# Task instructions
Give the number of lines containing the word "City", and nothing else.

::: Information given

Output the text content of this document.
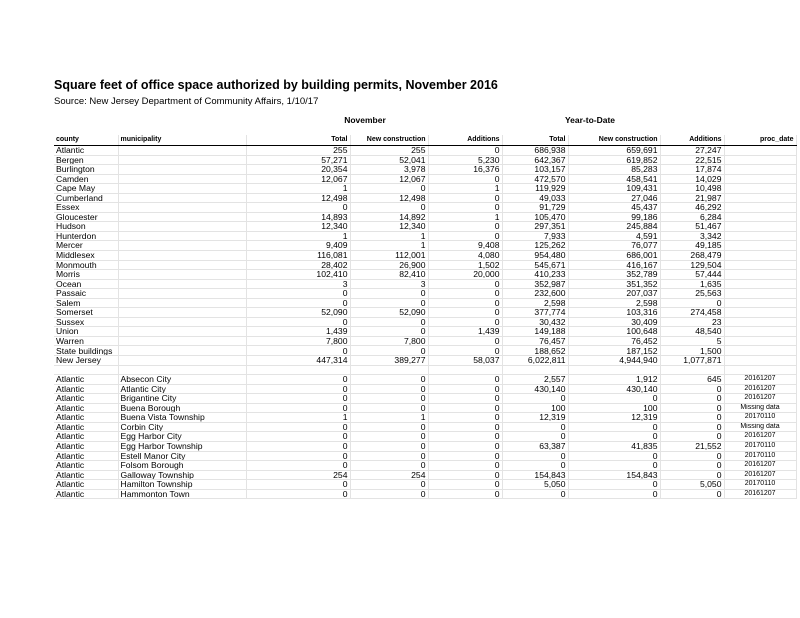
Square feet of office space authorized by building permits, November 2016
Source: New Jersey Department of Community Affairs, 1/10/17
November	Year-to-Date
county	municipality	Total	New construction	Additions	Total	New construction	Additions	proc_date
Atlantic		255	255	0	686,938	659,691	27,247	
Bergen		57,271	52,041	5,230	642,367	619,852	22,515	
Burlington		20,354	3,978	16,376	103,157	85,283	17,874	
Camden		12,067	12,067	0	472,570	458,541	14,029	
Cape May		1	0	1	119,929	109,431	10,498	
Cumberland		12,498	12,498	0	49,033	27,046	21,987	
Essex		0	0	0	91,729	45,437	46,292	
Gloucester		14,893	14,892	1	105,470	99,186	6,284	
Hudson		12,340	12,340	0	297,351	245,884	51,467	
Hunterdon		1	1	0	7,933	4,591	3,342	
Mercer		9,409	1	9,408	125,262	76,077	49,185	
Middlesex		116,081	112,001	4,080	954,480	686,001	268,479	
Monmouth		28,402	26,900	1,502	545,671	416,167	129,504	
Morris		102,410	82,410	20,000	410,233	352,789	57,444	
Ocean		3	3	0	352,987	351,352	1,635	
Passaic		0	0	0	232,600	207,037	25,563	
Salem		0	0	0	2,598	2,598	0	
Somerset		52,090	52,090	0	377,774	103,316	274,458	
Sussex		0	0	0	30,432	30,409	23	
Union		1,439	0	1,439	149,188	100,648	48,540	
Warren		7,800	7,800	0	76,457	76,452	5	
State buildings		0	0	0	188,652	187,152	1,500	
New Jersey		447,314	389,277	58,037	6,022,811	4,944,940	1,077,871	

Atlantic	Absecon City	0	0	0	2,557	1,912	645	20161207
Atlantic	Atlantic City	0	0	0	430,140	430,140	0	20161207
Atlantic	Brigantine City	0	0	0	0	0	0	20161207
Atlantic	Buena Borough	0	0	0	100	100	0	Missing data
Atlantic	Buena Vista Township	1	1	0	12,319	12,319	0	20170110
Atlantic	Corbin City	0	0	0	0	0	0	Missing data
Atlantic	Egg Harbor City	0	0	0	0	0	0	20161207
Atlantic	Egg Harbor Township	0	0	0	63,387	41,835	21,552	20170110
Atlantic	Estell Manor City	0	0	0	0	0	0	20170110
Atlantic	Folsom Borough	0	0	0	0	0	0	20161207
Atlantic	Galloway Township	254	254	0	154,843	154,843	0	20161207
Atlantic	Hamilton Township	0	0	0	5,050	0	5,050	20170110
Atlantic	Hammonton Town	0	0	0	0	0	0	20161207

::::::

# Answer to this problem
6